What is expected - Repeat all entries exactly.
------ Input ------
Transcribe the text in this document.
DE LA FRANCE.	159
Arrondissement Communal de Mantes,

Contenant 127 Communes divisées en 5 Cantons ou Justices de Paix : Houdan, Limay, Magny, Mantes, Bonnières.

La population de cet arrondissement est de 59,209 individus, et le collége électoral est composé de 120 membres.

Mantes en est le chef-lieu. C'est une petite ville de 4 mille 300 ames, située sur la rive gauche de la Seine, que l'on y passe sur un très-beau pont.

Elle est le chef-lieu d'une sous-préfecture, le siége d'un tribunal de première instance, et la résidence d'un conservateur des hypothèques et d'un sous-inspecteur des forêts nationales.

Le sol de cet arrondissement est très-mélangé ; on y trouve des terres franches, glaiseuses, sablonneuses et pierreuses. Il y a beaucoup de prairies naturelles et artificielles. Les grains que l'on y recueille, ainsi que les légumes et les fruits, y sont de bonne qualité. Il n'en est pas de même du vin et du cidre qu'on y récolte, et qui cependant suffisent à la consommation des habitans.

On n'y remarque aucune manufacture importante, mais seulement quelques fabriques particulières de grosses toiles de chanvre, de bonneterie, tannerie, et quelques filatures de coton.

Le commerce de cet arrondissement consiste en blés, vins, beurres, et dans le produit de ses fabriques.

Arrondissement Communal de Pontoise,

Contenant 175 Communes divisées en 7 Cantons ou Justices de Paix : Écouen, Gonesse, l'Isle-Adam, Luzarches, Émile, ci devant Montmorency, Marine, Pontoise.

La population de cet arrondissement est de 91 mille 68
------
Result of the task -
Transcribe the text in this document.
DE LA FRANCE.	159
Arrondissement Communal de Mantes,

Contenant 127 Communes divisées en 5 Cantons ou Justices de Paix : Houdan, Limay, Magny, Mantes, Bonnières.

La population de cet arrondissement est de 59,209 individus, et le collége électoral est composé de 120 membres.

Mantes en est le chef-lieu. C'est une petite ville de 4 mille 300 ames, située sur la rive gauche de la Seine, que l'on y passe sur un très-beau pont.

Elle est le chef-lieu d'une sous-préfecture, le siége d'un tribunal de première instance, et la résidence d'un conservateur des hypothèques et d'un sous-inspecteur des forêts nationales.

Le sol de cet arrondissement est très-mélangé ; on y trouve des terres franches, glaiseuses, sablonneuses et pierreuses. Il y a beaucoup de prairies naturelles et artificielles. Les grains que l'on y recueille, ainsi que les légumes et les fruits, y sont de bonne qualité. Il n'en est pas de même du vin et du cidre qu'on y récolte, et qui cependant suffisent à la consommation des habitans.

On n'y remarque aucune manufacture importante, mais seulement quelques fabriques particulières de grosses toiles de chanvre, de bonneterie, tannerie, et quelques filatures de coton.

Le commerce de cet arrondissement consiste en blés, vins, beurres, et dans le produit de ses fabriques.

Arrondissement Communal de Pontoise,

Contenant 175 Communes divisées en 7 Cantons ou Justices de Paix : Écouen, Gonesse, l'Isle-Adam, Luzarches, Émile, ci devant Montmorency, Marine, Pontoise.

La population de cet arrondissement est de 91 mille 68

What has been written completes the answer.